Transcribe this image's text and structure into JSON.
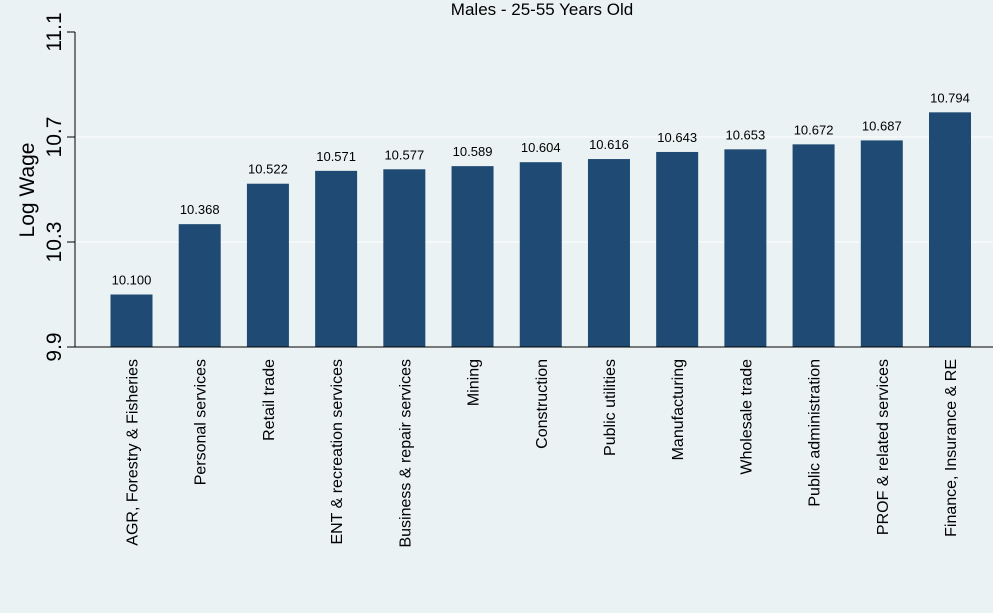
{
  "chart_data": {
    "type": "bar",
    "title": "Males - 25-55 Years Old",
    "xlabel": "",
    "ylabel": "Log Wage",
    "ylim": [
      9.9,
      11.1
    ],
    "yticks": [
      "9.9",
      "10.3",
      "10.7",
      "11.1"
    ],
    "ytick_values": [
      9.9,
      10.3,
      10.7,
      11.1
    ],
    "grid": true,
    "legend": "none",
    "bar_color": "#1f4a73",
    "background_color": "#eaf2f3",
    "categories": [
      "AGR, Forestry & Fisheries",
      "Personal services",
      "Retail trade",
      "ENT & recreation services",
      "Business & repair services",
      "Mining",
      "Construction",
      "Public utilities",
      "Manufacturing",
      "Wholesale trade",
      "Public administration",
      "PROF & related services",
      "Finance, Insurance & RE"
    ],
    "values": [
      10.1,
      10.368,
      10.522,
      10.571,
      10.577,
      10.589,
      10.604,
      10.616,
      10.643,
      10.653,
      10.672,
      10.687,
      10.794
    ],
    "data_labels": [
      "10.100",
      "10.368",
      "10.522",
      "10.571",
      "10.577",
      "10.589",
      "10.604",
      "10.616",
      "10.643",
      "10.653",
      "10.672",
      "10.687",
      "10.794"
    ]
  }
}
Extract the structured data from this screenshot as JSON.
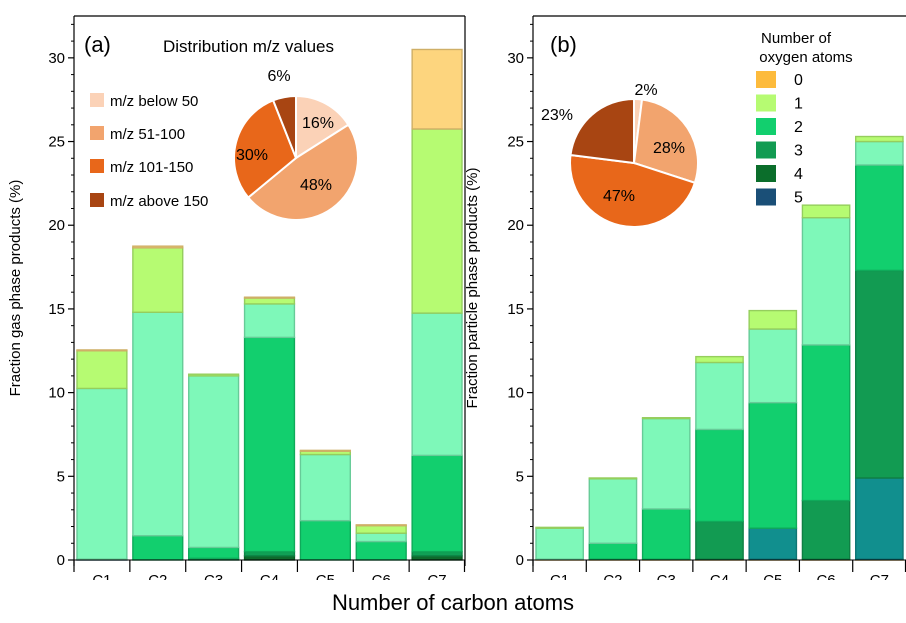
{
  "figure": {
    "shared_xlabel": "Number of carbon atoms"
  },
  "chart_data": [
    {
      "type": "bar",
      "stacked": true,
      "panel_label": "(a)",
      "ylabel": "Fraction gas phase products (%)",
      "ylim": [
        0,
        32.5
      ],
      "yticks": [
        0,
        5,
        10,
        15,
        20,
        25,
        30
      ],
      "categories": [
        "C1",
        "C2",
        "C3",
        "C4",
        "C5",
        "C6",
        "C7"
      ],
      "series": [
        {
          "key": "o5",
          "color": "#19657d",
          "values": [
            0.05,
            0,
            0,
            0,
            0,
            0,
            0
          ]
        },
        {
          "key": "o4",
          "color": "#0e6b2c",
          "values": [
            0,
            0,
            0,
            0.25,
            0,
            0,
            0.25
          ]
        },
        {
          "key": "o3",
          "color": "#10a055",
          "values": [
            0,
            0,
            0.1,
            0.25,
            0,
            0,
            0.25
          ]
        },
        {
          "key": "o2",
          "color": "#12cf6e",
          "values": [
            0,
            1.45,
            0.65,
            12.8,
            2.35,
            1.1,
            5.75
          ]
        },
        {
          "key": "o1b",
          "color": "#7ef8b9",
          "values": [
            10.2,
            13.35,
            10.25,
            2.0,
            3.95,
            0.5,
            8.5
          ]
        },
        {
          "key": "o1",
          "color": "#b6fb72",
          "values": [
            2.25,
            3.85,
            0.1,
            0.35,
            0.2,
            0.45,
            11.0
          ]
        },
        {
          "key": "o0",
          "color": "#fdd57e",
          "values": [
            0.05,
            0.1,
            0,
            0.05,
            0.05,
            0.05,
            4.75
          ]
        }
      ],
      "pie": {
        "title": "Distribution  m/z values",
        "slices": [
          {
            "label": "m/z below 50",
            "value": 16,
            "text": "16%",
            "color": "#fbd2b7"
          },
          {
            "label": "m/z 51-100",
            "value": 48,
            "text": "48%",
            "color": "#f2a46e"
          },
          {
            "label": "m/z 101-150",
            "value": 30,
            "text": "30%",
            "color": "#e8671a"
          },
          {
            "label": "m/z  above 150",
            "value": 6,
            "text": "6%",
            "color": "#a84512"
          }
        ]
      }
    },
    {
      "type": "bar",
      "stacked": true,
      "panel_label": "(b)",
      "ylabel": "Fraction particle phase products (%)",
      "ylim": [
        0,
        32.5
      ],
      "yticks": [
        0,
        5,
        10,
        15,
        20,
        25,
        30
      ],
      "categories": [
        "C1",
        "C2",
        "C3",
        "C4",
        "C5",
        "C6",
        "C7"
      ],
      "series": [
        {
          "key": "0",
          "name": "0",
          "color": "#fdbb3c",
          "values": [
            0.05,
            0.05,
            0.05,
            0.05,
            0.05,
            0.05,
            0.05
          ]
        },
        {
          "key": "5",
          "name": "5",
          "color": "#118f8e",
          "values": [
            0,
            0,
            0,
            0,
            1.85,
            0,
            4.85
          ]
        },
        {
          "key": "4",
          "name": "4",
          "color": "#0b6e2b",
          "values": [
            0,
            0,
            0,
            0,
            0,
            0,
            0
          ]
        },
        {
          "key": "3",
          "name": "3",
          "color": "#129b52",
          "values": [
            0,
            0,
            0,
            2.25,
            0,
            3.5,
            12.4
          ]
        },
        {
          "key": "2",
          "name": "2",
          "color": "#12cf6e",
          "values": [
            0,
            0.95,
            3.0,
            5.5,
            7.5,
            9.3,
            6.3
          ]
        },
        {
          "key": "1b",
          "color": "#7ef8b9",
          "values": [
            1.85,
            3.85,
            5.4,
            4.0,
            4.4,
            7.6,
            1.4
          ]
        },
        {
          "key": "1",
          "name": "1",
          "color": "#b6fb72",
          "values": [
            0.05,
            0.05,
            0.05,
            0.35,
            1.1,
            0.75,
            0.3
          ]
        }
      ],
      "legend": {
        "title_line1": "Number of",
        "title_line2": "oxygen atoms",
        "items": [
          {
            "label": "0",
            "color": "#fdbb3c"
          },
          {
            "label": "1",
            "color": "#b6fb72"
          },
          {
            "label": "2",
            "color": "#12cf6e"
          },
          {
            "label": "3",
            "color": "#129b52"
          },
          {
            "label": "4",
            "color": "#0b6e2b"
          },
          {
            "label": "5",
            "color": "#1a4f77"
          }
        ]
      },
      "pie": {
        "slices": [
          {
            "value": 2,
            "text": "2%",
            "color": "#fbd2b7"
          },
          {
            "value": 28,
            "text": "28%",
            "color": "#f2a46e"
          },
          {
            "value": 47,
            "text": "47%",
            "color": "#e8671a"
          },
          {
            "value": 23,
            "text": "23%",
            "color": "#a84512"
          }
        ]
      }
    }
  ]
}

• **Exercise objective**
Point out every line holding the string "ylabel" and copy it.

• **Written solution**
    "ylabel": "Log Wage",
      "ylabel": "Fraction gas phase products (%)",
      "ylabel": "Fraction particle phase products (%)",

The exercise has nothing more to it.